En faisant visite à sa cousine Élisabeth, marie lui rend les devoirs d'une jeune femme vis-à-vis d'une aînée dans l'attente d'une maternité. Mais elle est également mue par le désir de partager avec sa cousine la joie des merveilles réalisées en chacune d'elles et c'est dans un grand transport de joie que Marie dit cette merveilleuse prière qu'est le Magnificat « Mon âme exalte le seigneur...en faveur d'abraham et de sa race à jamais ».

A ces raisons biens naturelles, Luc ajoute une interprétation personnelle. Le vocabulaire qu'il utilise pour relater cet événement fait comprendre que l'habitation de Dieu parmi les hommes se situe à un plan nouveau dans la personne même de Marie, Porteuse de son enfant, elle est la véritable demeure de Dieu et c'est comme telle qu'elle est saluée par sa cousine. Voici que Dieu vient habiter chez les hommes, mais sa demeure n'est plus un temple de pierre : c'est une personne qui le porte. Dorénavant ce seront des attitudes et des sentiments, non des pierres, qui édifieront l'habitation divine sur la terre.

******************************

* _CONSIGNE 1_
Répondez brièvement à ces questions sur l'extrait :
(a) Chez qui Marie se rend-elle ?
(b) Quelle prière Marie prononce-t-elle ?
(c) Qu'est-ce qui édifiera dorénavant l'habitation divine sur la terre ?
* _CONSIGNE 2_
Reproduisez fidèlement le passage de l'extrait qui commence par « A ces raisons » et se poursuit jusqu'à « sur la terre. ».
Les lignes qui viennent ensuite n'ont aucun rapport avec l'extrait.

******************************

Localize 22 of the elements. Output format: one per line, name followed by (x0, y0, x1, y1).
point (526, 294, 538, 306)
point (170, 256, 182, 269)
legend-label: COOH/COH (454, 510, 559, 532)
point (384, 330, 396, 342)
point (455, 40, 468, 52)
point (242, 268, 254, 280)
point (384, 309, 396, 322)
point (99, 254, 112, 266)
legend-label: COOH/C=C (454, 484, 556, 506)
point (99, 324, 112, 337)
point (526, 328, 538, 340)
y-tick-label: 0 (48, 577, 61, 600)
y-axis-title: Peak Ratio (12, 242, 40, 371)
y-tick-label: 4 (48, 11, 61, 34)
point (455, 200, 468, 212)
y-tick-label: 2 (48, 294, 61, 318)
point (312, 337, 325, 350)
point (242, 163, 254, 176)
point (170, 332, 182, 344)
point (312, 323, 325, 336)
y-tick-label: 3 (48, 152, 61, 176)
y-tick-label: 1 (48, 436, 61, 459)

******************************

* _RÉPONSE RÉDIGÉE 1_
(a) Chez sa cousine Élisabeth.
(b) Le Magnificat.
(c) Des attitudes et des sentiments, non des pierres.

* _RÉPONSE RÉDIGÉE 2_
A ces raisons biens naturelles, Luc ajoute une interprétation personnelle. Le vocabulaire qu'il utilise pour relater cet événement fait comprendre que l'habitation de Dieu parmi les hommes se situe à un plan nouveau dans la personne même de Marie, Porteuse de son enfant, elle est la véritable demeure de Dieu et c'est comme telle qu'elle est saluée par sa cousine. Voici que Dieu vient habiter chez les hommes, mais sa demeure n'est plus un temple de pierre : c'est une personne qui le porte. Dorénavant ce seront des attitudes et des sentiments, non des pierres, qui édifieront l'habitation divine sur la terre.